* _WHAT THE TASK REQUIRES_: Return the count of lines with the string "name" in them, and nothing else.

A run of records
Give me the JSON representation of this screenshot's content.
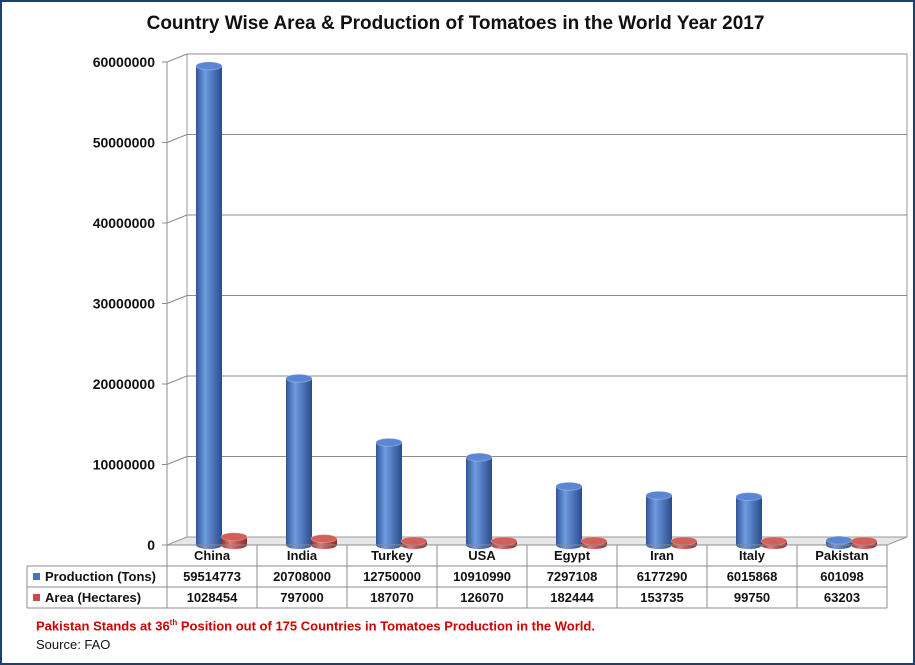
{
  "chart_data": {
    "type": "bar",
    "title": "Country Wise Area & Production of Tomatoes in the World Year 2017",
    "categories": [
      "China",
      "India",
      "Turkey",
      "USA",
      "Egypt",
      "Iran",
      "Italy",
      "Pakistan"
    ],
    "series": [
      {
        "name": "Production (Tons)",
        "color": "#4472c4",
        "values": [
          59514773,
          20708000,
          12750000,
          10910990,
          7297108,
          6177290,
          6015868,
          601098
        ]
      },
      {
        "name": "Area (Hectares)",
        "color": "#c0504d",
        "values": [
          1028454,
          797000,
          187070,
          126070,
          182444,
          153735,
          99750,
          63203
        ]
      }
    ],
    "y_ticks": [
      "0",
      "10000000",
      "20000000",
      "30000000",
      "40000000",
      "50000000",
      "60000000"
    ],
    "ylim": [
      0,
      60000000
    ],
    "grid": true,
    "legend": "data-table",
    "data_table": true
  },
  "footnote": {
    "text_before": "Pakistan Stands at 36",
    "superscript": "th",
    "text_after": " Position out of 175 Countries in Tomatoes Production in the World.",
    "color": "#d00000"
  },
  "source": "Source: FAO"
}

* _WRITTEN RESPONSE_: 2